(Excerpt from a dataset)
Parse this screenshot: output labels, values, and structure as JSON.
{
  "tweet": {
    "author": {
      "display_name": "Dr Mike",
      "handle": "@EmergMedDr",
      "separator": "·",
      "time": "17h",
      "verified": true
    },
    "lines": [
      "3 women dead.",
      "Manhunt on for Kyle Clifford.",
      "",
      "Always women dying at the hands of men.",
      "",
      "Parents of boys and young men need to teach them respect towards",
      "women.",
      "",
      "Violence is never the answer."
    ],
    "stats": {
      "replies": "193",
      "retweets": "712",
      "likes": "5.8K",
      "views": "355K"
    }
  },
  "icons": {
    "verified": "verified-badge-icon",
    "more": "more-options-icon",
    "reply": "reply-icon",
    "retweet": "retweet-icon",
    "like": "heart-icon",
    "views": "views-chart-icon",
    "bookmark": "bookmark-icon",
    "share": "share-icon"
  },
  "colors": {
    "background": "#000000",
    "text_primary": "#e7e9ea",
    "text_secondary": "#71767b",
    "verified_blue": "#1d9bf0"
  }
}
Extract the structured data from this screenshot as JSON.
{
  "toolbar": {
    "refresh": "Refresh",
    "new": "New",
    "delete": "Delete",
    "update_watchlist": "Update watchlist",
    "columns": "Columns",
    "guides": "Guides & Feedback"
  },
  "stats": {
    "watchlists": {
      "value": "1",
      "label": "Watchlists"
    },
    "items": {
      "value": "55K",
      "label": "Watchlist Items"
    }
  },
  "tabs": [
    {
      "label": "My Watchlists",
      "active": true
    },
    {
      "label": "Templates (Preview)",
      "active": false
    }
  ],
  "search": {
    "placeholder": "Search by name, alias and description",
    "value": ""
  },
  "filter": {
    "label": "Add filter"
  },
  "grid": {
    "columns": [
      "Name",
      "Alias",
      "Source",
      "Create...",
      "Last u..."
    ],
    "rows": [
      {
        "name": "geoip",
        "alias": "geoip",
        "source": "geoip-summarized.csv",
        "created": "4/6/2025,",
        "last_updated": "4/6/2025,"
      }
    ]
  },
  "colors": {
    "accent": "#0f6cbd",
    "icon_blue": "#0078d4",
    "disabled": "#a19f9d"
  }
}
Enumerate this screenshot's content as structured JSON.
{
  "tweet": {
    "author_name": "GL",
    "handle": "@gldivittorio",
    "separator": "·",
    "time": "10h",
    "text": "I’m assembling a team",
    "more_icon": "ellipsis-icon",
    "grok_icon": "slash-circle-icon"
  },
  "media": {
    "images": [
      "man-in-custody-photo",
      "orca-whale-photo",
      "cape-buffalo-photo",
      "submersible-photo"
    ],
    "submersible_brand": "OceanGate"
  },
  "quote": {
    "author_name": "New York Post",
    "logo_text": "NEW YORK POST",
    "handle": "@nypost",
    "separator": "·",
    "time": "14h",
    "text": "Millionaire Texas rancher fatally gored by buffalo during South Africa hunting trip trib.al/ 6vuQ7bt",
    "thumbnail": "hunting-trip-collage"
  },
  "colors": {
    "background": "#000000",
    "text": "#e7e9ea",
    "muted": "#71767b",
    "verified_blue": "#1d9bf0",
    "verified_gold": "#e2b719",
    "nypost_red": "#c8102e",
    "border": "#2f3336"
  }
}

REQUIRED TASK: Track down every line holding the string "this" and copy it.

WRITTEN RESPONSE:
Parse this screenshot: output labels, values, and structure as JSON.
Extract the structured data from this screenshot as JSON.
Enumerate this screenshot's content as structured JSON.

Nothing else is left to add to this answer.